Dataset records —
..........
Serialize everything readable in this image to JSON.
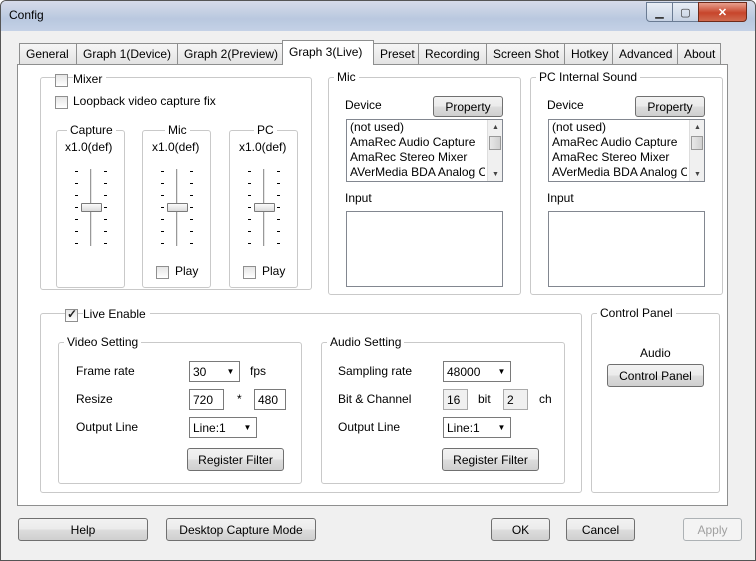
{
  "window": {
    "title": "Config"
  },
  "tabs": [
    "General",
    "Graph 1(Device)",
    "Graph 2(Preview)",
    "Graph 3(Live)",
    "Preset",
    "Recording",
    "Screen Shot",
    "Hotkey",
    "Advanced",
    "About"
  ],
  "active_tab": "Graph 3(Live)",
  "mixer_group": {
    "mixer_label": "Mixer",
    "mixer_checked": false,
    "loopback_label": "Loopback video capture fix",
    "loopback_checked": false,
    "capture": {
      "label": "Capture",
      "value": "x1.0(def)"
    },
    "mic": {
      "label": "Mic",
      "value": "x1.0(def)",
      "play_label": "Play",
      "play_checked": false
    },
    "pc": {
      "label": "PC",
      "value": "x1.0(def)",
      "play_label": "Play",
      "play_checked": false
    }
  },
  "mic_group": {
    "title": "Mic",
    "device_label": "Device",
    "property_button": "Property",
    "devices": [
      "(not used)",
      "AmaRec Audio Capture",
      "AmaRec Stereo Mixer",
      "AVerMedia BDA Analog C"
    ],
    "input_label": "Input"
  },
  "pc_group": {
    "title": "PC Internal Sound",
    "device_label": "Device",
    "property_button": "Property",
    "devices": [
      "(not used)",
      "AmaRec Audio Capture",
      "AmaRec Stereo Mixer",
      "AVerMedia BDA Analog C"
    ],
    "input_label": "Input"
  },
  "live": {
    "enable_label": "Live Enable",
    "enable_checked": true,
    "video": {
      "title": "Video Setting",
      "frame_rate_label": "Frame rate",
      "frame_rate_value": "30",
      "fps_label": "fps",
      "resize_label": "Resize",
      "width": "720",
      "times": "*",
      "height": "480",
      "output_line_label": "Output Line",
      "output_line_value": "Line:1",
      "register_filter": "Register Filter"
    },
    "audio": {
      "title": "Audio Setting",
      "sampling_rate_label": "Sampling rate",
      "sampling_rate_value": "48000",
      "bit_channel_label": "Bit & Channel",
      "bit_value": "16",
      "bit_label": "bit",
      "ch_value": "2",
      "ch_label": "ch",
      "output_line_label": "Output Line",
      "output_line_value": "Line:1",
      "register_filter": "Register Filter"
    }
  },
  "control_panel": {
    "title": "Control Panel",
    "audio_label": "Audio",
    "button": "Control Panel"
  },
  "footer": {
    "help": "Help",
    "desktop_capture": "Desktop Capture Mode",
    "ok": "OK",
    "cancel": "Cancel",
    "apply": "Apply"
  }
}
..........
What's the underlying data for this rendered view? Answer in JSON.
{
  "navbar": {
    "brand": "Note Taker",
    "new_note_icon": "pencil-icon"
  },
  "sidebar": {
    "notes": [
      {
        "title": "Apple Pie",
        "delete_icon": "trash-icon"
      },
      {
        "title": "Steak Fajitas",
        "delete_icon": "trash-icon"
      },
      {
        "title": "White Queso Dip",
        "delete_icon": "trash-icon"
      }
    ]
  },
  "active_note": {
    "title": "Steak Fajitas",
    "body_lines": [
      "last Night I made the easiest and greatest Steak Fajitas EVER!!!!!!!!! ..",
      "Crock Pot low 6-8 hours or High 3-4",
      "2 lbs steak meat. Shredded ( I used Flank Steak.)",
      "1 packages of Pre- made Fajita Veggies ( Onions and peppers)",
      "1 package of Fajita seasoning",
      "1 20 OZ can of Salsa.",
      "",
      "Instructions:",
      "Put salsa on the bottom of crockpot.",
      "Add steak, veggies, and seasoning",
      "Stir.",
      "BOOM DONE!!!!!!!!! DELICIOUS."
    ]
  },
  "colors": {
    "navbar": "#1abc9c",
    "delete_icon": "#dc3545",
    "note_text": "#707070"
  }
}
..........
Objective — Find how many lines of the material carry the string "Fajitas". Only the number should be in the answer.

Exercise output — 3